## PROBLEM TO SOLVE:
All of the records below must be output exactly, with no pictures carried over.

## GIVEN RECORDS:
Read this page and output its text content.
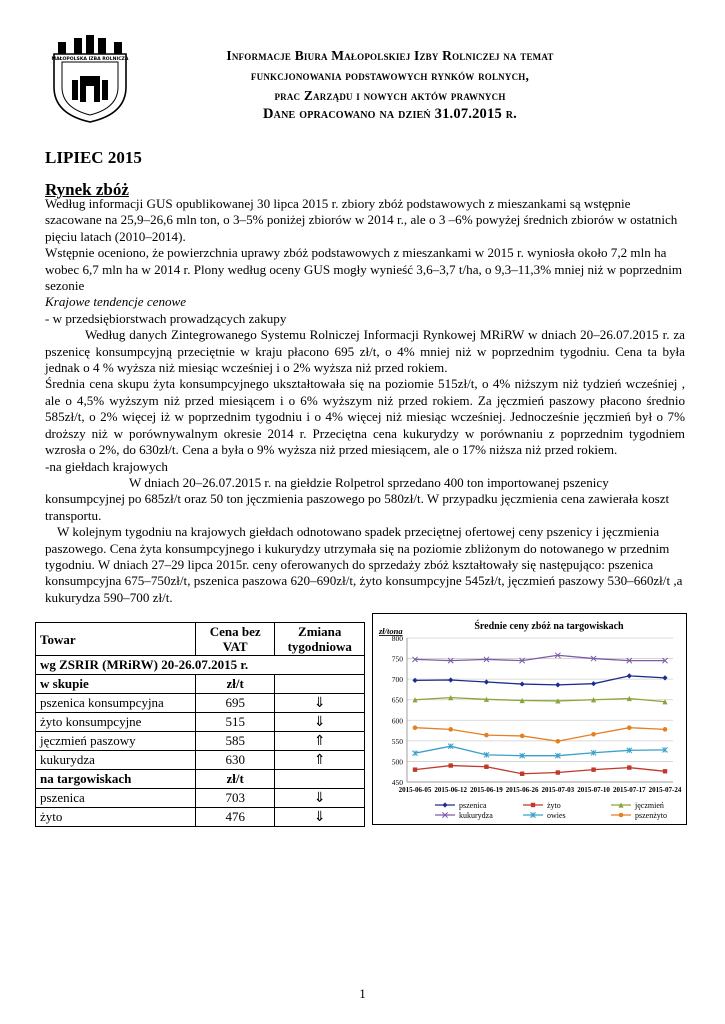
MAŁOPOLSKA IZBA ROLNICZA	Informacje Biura Małopolskiej Izby Rolniczej na temat
funkcjonowania podstawowych rynków rolnych,
prac Zarządu i nowych aktów prawnych
Dane opracowano na dzień 31.07.2015 r.
LIPIEC 2015
Rynek zbóż

Według informacji GUS opublikowanej 30 lipca 2015 r. zbiory zbóż podstawowych z mieszankami są wstępnie szacowane na 25,9–26,6 mln ton, o 3–5% poniżej zbiorów w 2014 r., ale o 3 –6% powyżej średnich zbiorów w ostatnich pięciu latach (2010–2014).

Wstępnie oceniono, że powierzchnia uprawy zbóż podstawowych z mieszankami w 2015 r. wyniosła około 7,2 mln ha wobec 6,7 mln ha w 2014 r. Plony według oceny GUS mogły wynieść 3,6–3,7 t/ha, o 9,3–11,3% mniej niż w poprzednim sezonie

Krajowe tendencje cenowe

- w przedsiębiorstwach prowadzących zakupy

Według danych Zintegrowanego Systemu Rolniczej Informacji Rynkowej MRiRW w dniach 20–26.07.2015 r. za pszenicę konsumpcyjną przeciętnie w kraju płacono 695 zł/t, o 4% mniej niż w poprzednim tygodniu. Cena ta była jednak o 4 % wyższa niż miesiąc wcześniej i o 2% wyższa niż przed rokiem.

Średnia cena skupu żyta konsumpcyjnego ukształtowała się na poziomie 515zł/t, o 4% niższym niż tydzień wcześniej , ale o 4,5% wyższym niż przed miesiącem i o 6% wyższym niż przed rokiem. Za jęczmień paszowy płacono średnio 585zł/t, o 2% więcej iż w poprzednim tygodniu i o 4% więcej niż miesiąc wcześniej. Jednocześnie jęczmień był o 7% droższy niż w porównywalnym okresie 2014 r. Przeciętna cena kukurydzy w porównaniu z poprzednim tygodniem wzrosła o 2%, do 630zł/t. Cena a była o 9% wyższa niż przed miesiącem, ale o 17% niższa niż przed rokiem.

-na giełdach krajowych

W dniach 20–26.07.2015 r. na giełdzie Rolpetrol sprzedano 400 ton importowanej pszenicy konsumpcyjnej po 685zł/t oraz 50 ton jęczmienia paszowego po 580zł/t. W przypadku jęczmienia cena zawierała koszt transportu.

W kolejnym tygodniu na krajowych giełdach odnotowano spadek przeciętnej ofertowej ceny pszenicy i jęczmienia paszowego. Cena żyta konsumpcyjnego i kukurydzy utrzymała się na poziomie zbliżonym do notowanego w przednim tygodniu. W dniach 27–29 lipca 2015r. ceny oferowanych do sprzedaży zbóż kształtowały się następująco: pszenica konsumpcyjna 675–750zł/t, pszenica paszowa 620–690zł/t, żyto konsumpcyjne 545zł/t, jęczmień paszowy 530–660zł/t ,a kukurydza 590–700 zł/t.

Towar	Cena bez VAT	Zmiana tygodniowa
wg ZSRIR (MRiRW) 20-26.07.2015 r.		
w skupie	zł/t	
pszenica konsumpcyjna	695	⇓
żyto konsumpcyjne	515	⇓
jęczmień paszowy	585	⇑
kukurydza	630	⇑
na targowiskach	zł/t	
pszenica	703	⇓
żyto	476	⇓
Średnie ceny zbóż na targowiskach
zł/tona
450
500
550
600
650
700
750
800
2015-06-05 2015-06-12 2015-06-19 2015-06-26 2015-07-03 2015-07-10 2015-07-17 2015-07-24
pszenica	żyto	jęczmień
kukurydza	owies	pszenżyto
1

## WRITTEN SOLUTION:
Read this page and output its text content.
MAŁOPOLSKA IZBA ROLNICZA	Informacje Biura Małopolskiej Izby Rolniczej na temat
funkcjonowania podstawowych rynków rolnych,
prac Zarządu i nowych aktów prawnych
Dane opracowano na dzień 31.07.2015 r.
LIPIEC 2015
Rynek zbóż

Według informacji GUS opublikowanej 30 lipca 2015 r. zbiory zbóż podstawowych z mieszankami są wstępnie szacowane na 25,9–26,6 mln ton, o 3–5% poniżej zbiorów w 2014 r., ale o 3 –6% powyżej średnich zbiorów w ostatnich pięciu latach (2010–2014).

Wstępnie oceniono, że powierzchnia uprawy zbóż podstawowych z mieszankami w 2015 r. wyniosła około 7,2 mln ha wobec 6,7 mln ha w 2014 r. Plony według oceny GUS mogły wynieść 3,6–3,7 t/ha, o 9,3–11,3% mniej niż w poprzednim sezonie

Krajowe tendencje cenowe

- w przedsiębiorstwach prowadzących zakupy

Według danych Zintegrowanego Systemu Rolniczej Informacji Rynkowej MRiRW w dniach 20–26.07.2015 r. za pszenicę konsumpcyjną przeciętnie w kraju płacono 695 zł/t, o 4% mniej niż w poprzednim tygodniu. Cena ta była jednak o 4 % wyższa niż miesiąc wcześniej i o 2% wyższa niż przed rokiem.

Średnia cena skupu żyta konsumpcyjnego ukształtowała się na poziomie 515zł/t, o 4% niższym niż tydzień wcześniej , ale o 4,5% wyższym niż przed miesiącem i o 6% wyższym niż przed rokiem. Za jęczmień paszowy płacono średnio 585zł/t, o 2% więcej iż w poprzednim tygodniu i o 4% więcej niż miesiąc wcześniej. Jednocześnie jęczmień był o 7% droższy niż w porównywalnym okresie 2014 r. Przeciętna cena kukurydzy w porównaniu z poprzednim tygodniem wzrosła o 2%, do 630zł/t. Cena a była o 9% wyższa niż przed miesiącem, ale o 17% niższa niż przed rokiem.

-na giełdach krajowych

W dniach 20–26.07.2015 r. na giełdzie Rolpetrol sprzedano 400 ton importowanej pszenicy konsumpcyjnej po 685zł/t oraz 50 ton jęczmienia paszowego po 580zł/t. W przypadku jęczmienia cena zawierała koszt transportu.

W kolejnym tygodniu na krajowych giełdach odnotowano spadek przeciętnej ofertowej ceny pszenicy i jęczmienia paszowego. Cena żyta konsumpcyjnego i kukurydzy utrzymała się na poziomie zbliżonym do notowanego w przednim tygodniu. W dniach 27–29 lipca 2015r. ceny oferowanych do sprzedaży zbóż kształtowały się następująco: pszenica konsumpcyjna 675–750zł/t, pszenica paszowa 620–690zł/t, żyto konsumpcyjne 545zł/t, jęczmień paszowy 530–660zł/t ,a kukurydza 590–700 zł/t.

Towar	Cena bez VAT	Zmiana tygodniowa
wg ZSRIR (MRiRW) 20-26.07.2015 r.		
w skupie	zł/t	
pszenica konsumpcyjna	695	⇓
żyto konsumpcyjne	515	⇓
jęczmień paszowy	585	⇑
kukurydza	630	⇑
na targowiskach	zł/t	
pszenica	703	⇓
żyto	476	⇓
Średnie ceny zbóż na targowiskach
zł/tona
450
500
550
600
650
700
750
800
2015-06-05 2015-06-12 2015-06-19 2015-06-26 2015-07-03 2015-07-10 2015-07-17 2015-07-24
pszenica	żyto	jęczmień
kukurydza	owies	pszenżyto
1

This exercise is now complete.